#### Stored data entries
● ● ● ● ●

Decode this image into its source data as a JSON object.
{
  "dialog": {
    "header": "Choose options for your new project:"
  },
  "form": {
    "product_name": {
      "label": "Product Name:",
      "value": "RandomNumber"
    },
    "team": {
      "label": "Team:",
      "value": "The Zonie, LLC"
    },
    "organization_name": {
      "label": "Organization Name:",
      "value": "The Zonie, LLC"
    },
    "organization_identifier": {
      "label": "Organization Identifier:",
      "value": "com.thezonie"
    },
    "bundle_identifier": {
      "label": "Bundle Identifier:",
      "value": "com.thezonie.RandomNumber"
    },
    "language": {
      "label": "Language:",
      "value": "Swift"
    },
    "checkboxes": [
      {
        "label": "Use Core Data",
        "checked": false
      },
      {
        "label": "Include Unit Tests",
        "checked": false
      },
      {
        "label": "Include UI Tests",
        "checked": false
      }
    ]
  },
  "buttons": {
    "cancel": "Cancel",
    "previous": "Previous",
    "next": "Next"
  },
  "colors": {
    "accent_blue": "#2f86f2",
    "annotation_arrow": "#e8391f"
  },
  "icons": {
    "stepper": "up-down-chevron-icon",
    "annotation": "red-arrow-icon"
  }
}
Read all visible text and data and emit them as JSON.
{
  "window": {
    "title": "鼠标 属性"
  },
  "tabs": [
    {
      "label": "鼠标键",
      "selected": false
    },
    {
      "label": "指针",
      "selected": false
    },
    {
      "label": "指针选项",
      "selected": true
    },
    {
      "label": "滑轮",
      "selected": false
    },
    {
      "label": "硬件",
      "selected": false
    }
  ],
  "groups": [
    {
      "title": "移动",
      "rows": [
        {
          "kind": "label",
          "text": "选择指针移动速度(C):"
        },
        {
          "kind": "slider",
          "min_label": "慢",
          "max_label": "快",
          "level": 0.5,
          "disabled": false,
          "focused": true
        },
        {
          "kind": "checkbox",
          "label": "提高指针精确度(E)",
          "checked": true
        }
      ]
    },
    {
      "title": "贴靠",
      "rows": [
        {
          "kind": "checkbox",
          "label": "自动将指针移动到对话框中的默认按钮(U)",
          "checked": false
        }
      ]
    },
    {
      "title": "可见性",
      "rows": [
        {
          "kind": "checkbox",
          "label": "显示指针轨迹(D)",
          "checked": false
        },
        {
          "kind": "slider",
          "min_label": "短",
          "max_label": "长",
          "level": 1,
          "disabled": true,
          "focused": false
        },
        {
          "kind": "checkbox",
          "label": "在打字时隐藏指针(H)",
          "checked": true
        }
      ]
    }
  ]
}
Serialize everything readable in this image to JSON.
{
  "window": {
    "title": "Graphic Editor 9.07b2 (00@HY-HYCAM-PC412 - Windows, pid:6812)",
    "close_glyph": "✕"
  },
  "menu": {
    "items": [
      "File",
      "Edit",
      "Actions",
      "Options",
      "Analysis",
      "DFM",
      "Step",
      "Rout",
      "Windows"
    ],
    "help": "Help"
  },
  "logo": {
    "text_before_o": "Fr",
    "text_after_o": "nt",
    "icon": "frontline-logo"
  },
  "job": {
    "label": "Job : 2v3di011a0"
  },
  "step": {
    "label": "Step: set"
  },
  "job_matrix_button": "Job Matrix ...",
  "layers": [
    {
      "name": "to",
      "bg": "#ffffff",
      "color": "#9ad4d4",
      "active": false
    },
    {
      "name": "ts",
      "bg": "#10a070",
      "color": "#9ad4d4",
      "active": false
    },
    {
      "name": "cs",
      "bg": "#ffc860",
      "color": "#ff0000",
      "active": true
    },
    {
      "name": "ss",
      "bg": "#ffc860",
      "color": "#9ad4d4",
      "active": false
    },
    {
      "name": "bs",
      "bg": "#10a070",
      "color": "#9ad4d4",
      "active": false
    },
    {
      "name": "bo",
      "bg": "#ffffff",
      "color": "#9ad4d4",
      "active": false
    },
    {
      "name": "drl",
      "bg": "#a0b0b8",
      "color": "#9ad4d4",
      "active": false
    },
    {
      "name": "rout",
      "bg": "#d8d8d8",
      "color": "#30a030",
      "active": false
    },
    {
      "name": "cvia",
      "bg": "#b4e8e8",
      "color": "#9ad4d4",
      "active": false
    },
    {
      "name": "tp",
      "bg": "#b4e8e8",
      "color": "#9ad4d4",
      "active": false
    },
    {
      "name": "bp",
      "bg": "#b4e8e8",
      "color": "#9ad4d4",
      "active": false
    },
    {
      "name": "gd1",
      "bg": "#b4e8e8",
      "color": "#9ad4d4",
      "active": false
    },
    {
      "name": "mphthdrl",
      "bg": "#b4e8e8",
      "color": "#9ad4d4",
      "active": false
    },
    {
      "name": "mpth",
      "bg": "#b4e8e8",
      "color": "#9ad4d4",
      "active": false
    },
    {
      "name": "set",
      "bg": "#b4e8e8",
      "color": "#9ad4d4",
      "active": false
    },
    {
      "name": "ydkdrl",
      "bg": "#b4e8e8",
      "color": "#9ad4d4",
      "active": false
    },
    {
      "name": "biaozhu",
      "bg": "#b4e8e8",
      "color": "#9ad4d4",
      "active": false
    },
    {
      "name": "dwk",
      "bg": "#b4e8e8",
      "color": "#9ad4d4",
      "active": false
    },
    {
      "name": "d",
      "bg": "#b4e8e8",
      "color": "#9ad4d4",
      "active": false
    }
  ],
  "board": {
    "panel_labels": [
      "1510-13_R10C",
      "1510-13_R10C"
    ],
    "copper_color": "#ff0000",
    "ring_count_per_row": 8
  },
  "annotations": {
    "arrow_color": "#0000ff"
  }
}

● ● ● ● ●

#### Exercise
Set down every line of the listing above again, exactly as given.

#### Output for this exercise
Decode this image into its source data as a JSON object.
{
  "dialog": {
    "header": "Choose options for your new project:"
  },
  "form": {
    "product_name": {
      "label": "Product Name:",
      "value": "RandomNumber"
    },
    "team": {
      "label": "Team:",
      "value": "The Zonie, LLC"
    },
    "organization_name": {
      "label": "Organization Name:",
      "value": "The Zonie, LLC"
    },
    "organization_identifier": {
      "label": "Organization Identifier:",
      "value": "com.thezonie"
    },
    "bundle_identifier": {
      "label": "Bundle Identifier:",
      "value": "com.thezonie.RandomNumber"
    },
    "language": {
      "label": "Language:",
      "value": "Swift"
    },
    "checkboxes": [
      {
        "label": "Use Core Data",
        "checked": false
      },
      {
        "label": "Include Unit Tests",
        "checked": false
      },
      {
        "label": "Include UI Tests",
        "checked": false
      }
    ]
  },
  "buttons": {
    "cancel": "Cancel",
    "previous": "Previous",
    "next": "Next"
  },
  "colors": {
    "accent_blue": "#2f86f2",
    "annotation_arrow": "#e8391f"
  },
  "icons": {
    "stepper": "up-down-chevron-icon",
    "annotation": "red-arrow-icon"
  }
}
Read all visible text and data and emit them as JSON.
{
  "window": {
    "title": "鼠标 属性"
  },
  "tabs": [
    {
      "label": "鼠标键",
      "selected": false
    },
    {
      "label": "指针",
      "selected": false
    },
    {
      "label": "指针选项",
      "selected": true
    },
    {
      "label": "滑轮",
      "selected": false
    },
    {
      "label": "硬件",
      "selected": false
    }
  ],
  "groups": [
    {
      "title": "移动",
      "rows": [
        {
          "kind": "label",
          "text": "选择指针移动速度(C):"
        },
        {
          "kind": "slider",
          "min_label": "慢",
          "max_label": "快",
          "level": 0.5,
          "disabled": false,
          "focused": true
        },
        {
          "kind": "checkbox",
          "label": "提高指针精确度(E)",
          "checked": true
        }
      ]
    },
    {
      "title": "贴靠",
      "rows": [
        {
          "kind": "checkbox",
          "label": "自动将指针移动到对话框中的默认按钮(U)",
          "checked": false
        }
      ]
    },
    {
      "title": "可见性",
      "rows": [
        {
          "kind": "checkbox",
          "label": "显示指针轨迹(D)",
          "checked": false
        },
        {
          "kind": "slider",
          "min_label": "短",
          "max_label": "长",
          "level": 1,
          "disabled": true,
          "focused": false
        },
        {
          "kind": "checkbox",
          "label": "在打字时隐藏指针(H)",
          "checked": true
        }
      ]
    }
  ]
}
Serialize everything readable in this image to JSON.
{
  "window": {
    "title": "Graphic Editor 9.07b2 (00@HY-HYCAM-PC412 - Windows, pid:6812)",
    "close_glyph": "✕"
  },
  "menu": {
    "items": [
      "File",
      "Edit",
      "Actions",
      "Options",
      "Analysis",
      "DFM",
      "Step",
      "Rout",
      "Windows"
    ],
    "help": "Help"
  },
  "logo": {
    "text_before_o": "Fr",
    "text_after_o": "nt",
    "icon": "frontline-logo"
  },
  "job": {
    "label": "Job : 2v3di011a0"
  },
  "step": {
    "label": "Step: set"
  },
  "job_matrix_button": "Job Matrix ...",
  "layers": [
    {
      "name": "to",
      "bg": "#ffffff",
      "color": "#9ad4d4",
      "active": false
    },
    {
      "name": "ts",
      "bg": "#10a070",
      "color": "#9ad4d4",
      "active": false
    },
    {
      "name": "cs",
      "bg": "#ffc860",
      "color": "#ff0000",
      "active": true
    },
    {
      "name": "ss",
      "bg": "#ffc860",
      "color": "#9ad4d4",
      "active": false
    },
    {
      "name": "bs",
      "bg": "#10a070",
      "color": "#9ad4d4",
      "active": false
    },
    {
      "name": "bo",
      "bg": "#ffffff",
      "color": "#9ad4d4",
      "active": false
    },
    {
      "name": "drl",
      "bg": "#a0b0b8",
      "color": "#9ad4d4",
      "active": false
    },
    {
      "name": "rout",
      "bg": "#d8d8d8",
      "color": "#30a030",
      "active": false
    },
    {
      "name": "cvia",
      "bg": "#b4e8e8",
      "color": "#9ad4d4",
      "active": false
    },
    {
      "name": "tp",
      "bg": "#b4e8e8",
      "color": "#9ad4d4",
      "active": false
    },
    {
      "name": "bp",
      "bg": "#b4e8e8",
      "color": "#9ad4d4",
      "active": false
    },
    {
      "name": "gd1",
      "bg": "#b4e8e8",
      "color": "#9ad4d4",
      "active": false
    },
    {
      "name": "mphthdrl",
      "bg": "#b4e8e8",
      "color": "#9ad4d4",
      "active": false
    },
    {
      "name": "mpth",
      "bg": "#b4e8e8",
      "color": "#9ad4d4",
      "active": false
    },
    {
      "name": "set",
      "bg": "#b4e8e8",
      "color": "#9ad4d4",
      "active": false
    },
    {
      "name": "ydkdrl",
      "bg": "#b4e8e8",
      "color": "#9ad4d4",
      "active": false
    },
    {
      "name": "biaozhu",
      "bg": "#b4e8e8",
      "color": "#9ad4d4",
      "active": false
    },
    {
      "name": "dwk",
      "bg": "#b4e8e8",
      "color": "#9ad4d4",
      "active": false
    },
    {
      "name": "d",
      "bg": "#b4e8e8",
      "color": "#9ad4d4",
      "active": false
    }
  ],
  "board": {
    "panel_labels": [
      "1510-13_R10C",
      "1510-13_R10C"
    ],
    "copper_color": "#ff0000",
    "ring_count_per_row": 8
  },
  "annotations": {
    "arrow_color": "#0000ff"
  }
}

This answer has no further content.